▶ [Questions to answer]:
• A. From the passage on data protection and online tracking, list the alternatives to cookies that it says web players use to track online activity.
• B. Extend the passage on data protection and online tracking past its final sentence.

▶ [Text passage]:
== == ==

The Belgian data protection authority has found that the Transparency and Consent Framework (TCF), developed by Interactive Advertising Bureau (IAB) Europe, fails to comply with a number of provisions of the GDPR. The TCF is a widespread mechanism that facilitates the management of users’ preferences for online personalised advertising, and which plays a pivotal role in so-called Real Time Bidding. When users access a website or application with advertising space, technology companies representing thousands of advertisers can instantly bid behind the scenes for that advertising space through an automated algorithmic auction system, in order to display targeted ads. The draft decision was examined within the cooperation mechanism of the GDPR, (the one-stop shop mechanism), and was approved by all concerned authorities representing most of the thirty countries in the EEA. IAB Europe now has two months to present an action plan to bring its activities into compliance.

Individual rights: blocking user tracking methods

The French regulator CNIL published a user-oriented guide, (in French), on New online tracking methods and solutions to protect yourself. Cookies are not the only means used to track your online activity. Web players are increasingly using alternatives such as: 

  • unique digital fingerprinting uses all the technical information provided by your computer, phone or tablet (language preference, screen size, browser type and version, hardware components, etc.) sometimes combined with the collection of the IP address;
  • tracked link (one of the most common is the insertion of web beacons in emails to find out if a message has been opened by its recipient);
  • unique identifiers (most often, this data is the e-mail address. When you give your email address, for example to register for a site or a newsletter or to place an order online, it is hashed in order to generate a unique identifier).

The main solutions include either blocking the technical solution or blocking solution provider (eg, blocking domains using these techniques, link cleaning, web beacon blocking, browser extensions, one-time emails, etc.)

== == ==

▶ [Source data]:
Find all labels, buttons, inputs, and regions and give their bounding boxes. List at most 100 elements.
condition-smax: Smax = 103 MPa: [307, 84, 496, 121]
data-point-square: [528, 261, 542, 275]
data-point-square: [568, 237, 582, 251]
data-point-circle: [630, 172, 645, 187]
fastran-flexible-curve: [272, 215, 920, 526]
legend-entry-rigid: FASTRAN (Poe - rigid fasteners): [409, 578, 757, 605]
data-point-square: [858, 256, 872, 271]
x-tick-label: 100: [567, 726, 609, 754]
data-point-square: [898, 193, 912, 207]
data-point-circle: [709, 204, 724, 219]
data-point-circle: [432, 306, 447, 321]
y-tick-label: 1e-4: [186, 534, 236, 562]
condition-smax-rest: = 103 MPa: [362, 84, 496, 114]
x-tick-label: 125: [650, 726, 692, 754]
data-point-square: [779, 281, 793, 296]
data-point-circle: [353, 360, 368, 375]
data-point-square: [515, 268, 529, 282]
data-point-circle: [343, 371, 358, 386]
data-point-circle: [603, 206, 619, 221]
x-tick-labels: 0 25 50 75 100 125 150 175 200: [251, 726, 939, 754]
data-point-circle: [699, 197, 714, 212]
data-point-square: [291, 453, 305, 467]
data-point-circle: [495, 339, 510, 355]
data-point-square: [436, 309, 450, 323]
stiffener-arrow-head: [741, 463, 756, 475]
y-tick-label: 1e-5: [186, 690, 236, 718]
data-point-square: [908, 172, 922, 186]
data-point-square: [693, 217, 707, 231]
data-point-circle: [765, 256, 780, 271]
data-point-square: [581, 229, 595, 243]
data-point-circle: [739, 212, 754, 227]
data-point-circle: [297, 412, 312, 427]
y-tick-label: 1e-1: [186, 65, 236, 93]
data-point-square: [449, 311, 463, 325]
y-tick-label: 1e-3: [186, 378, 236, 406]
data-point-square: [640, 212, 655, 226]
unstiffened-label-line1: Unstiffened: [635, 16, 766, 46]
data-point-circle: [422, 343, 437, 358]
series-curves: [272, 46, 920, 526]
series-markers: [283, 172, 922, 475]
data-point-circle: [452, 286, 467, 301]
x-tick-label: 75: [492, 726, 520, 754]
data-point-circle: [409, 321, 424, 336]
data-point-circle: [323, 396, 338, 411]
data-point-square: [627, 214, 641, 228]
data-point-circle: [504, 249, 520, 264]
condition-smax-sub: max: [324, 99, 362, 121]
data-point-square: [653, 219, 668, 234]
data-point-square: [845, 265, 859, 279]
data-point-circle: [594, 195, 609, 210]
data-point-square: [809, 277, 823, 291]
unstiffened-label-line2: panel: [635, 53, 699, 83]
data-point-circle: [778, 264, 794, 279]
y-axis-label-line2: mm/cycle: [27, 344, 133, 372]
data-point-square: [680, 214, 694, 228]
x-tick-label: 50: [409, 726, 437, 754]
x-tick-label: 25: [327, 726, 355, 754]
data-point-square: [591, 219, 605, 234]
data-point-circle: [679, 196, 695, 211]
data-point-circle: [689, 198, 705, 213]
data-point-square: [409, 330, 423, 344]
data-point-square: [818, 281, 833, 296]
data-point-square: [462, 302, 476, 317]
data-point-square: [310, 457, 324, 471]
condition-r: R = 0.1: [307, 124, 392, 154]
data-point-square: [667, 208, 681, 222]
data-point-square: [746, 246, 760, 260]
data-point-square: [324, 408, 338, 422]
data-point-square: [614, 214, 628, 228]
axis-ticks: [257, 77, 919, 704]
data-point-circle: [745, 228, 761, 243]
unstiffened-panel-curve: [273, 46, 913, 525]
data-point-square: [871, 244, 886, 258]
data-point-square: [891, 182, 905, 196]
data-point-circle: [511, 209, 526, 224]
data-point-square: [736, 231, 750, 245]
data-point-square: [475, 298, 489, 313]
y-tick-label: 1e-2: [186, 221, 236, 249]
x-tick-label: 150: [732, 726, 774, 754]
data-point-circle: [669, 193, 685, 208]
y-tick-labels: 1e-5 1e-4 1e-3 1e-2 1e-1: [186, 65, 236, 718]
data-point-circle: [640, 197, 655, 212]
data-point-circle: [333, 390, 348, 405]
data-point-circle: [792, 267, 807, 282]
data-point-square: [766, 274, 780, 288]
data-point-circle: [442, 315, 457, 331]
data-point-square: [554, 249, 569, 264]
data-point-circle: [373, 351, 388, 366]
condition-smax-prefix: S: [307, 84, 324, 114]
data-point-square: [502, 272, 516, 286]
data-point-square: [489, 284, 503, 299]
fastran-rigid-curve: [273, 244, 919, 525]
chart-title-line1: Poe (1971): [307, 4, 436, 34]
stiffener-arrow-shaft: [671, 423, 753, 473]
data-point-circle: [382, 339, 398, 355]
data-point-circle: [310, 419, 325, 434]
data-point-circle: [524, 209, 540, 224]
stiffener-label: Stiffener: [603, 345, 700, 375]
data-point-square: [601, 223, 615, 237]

== == ==

▶ [Answers by item]:
• A.
- Unique digital fingerprinting
- Tracked link
- Unique identifiers

• B.
Big Tech: supermarket age verification system, mental health helpline

Technology used in checkout-free supermarkets is being trialled to identify underage drinkers in several UK supermarket chains, BBC Tech reports. Designed to cut waiting times in queues, the automated age verification system, which requires the customer’s consent, uses an algorithm to guess how old they are. This is based on a sample of 125,000 faces aged six to sixty. If it decides they are under 25, ID is required at the till. The maker, Yoti, claims that on average the system is accurate to within 1.5 years for 16 to 20 year-olds. This is not facial recognition, Yoti stresses, which tries to match individual faces to those on a database, and the system will not retain the images it takes.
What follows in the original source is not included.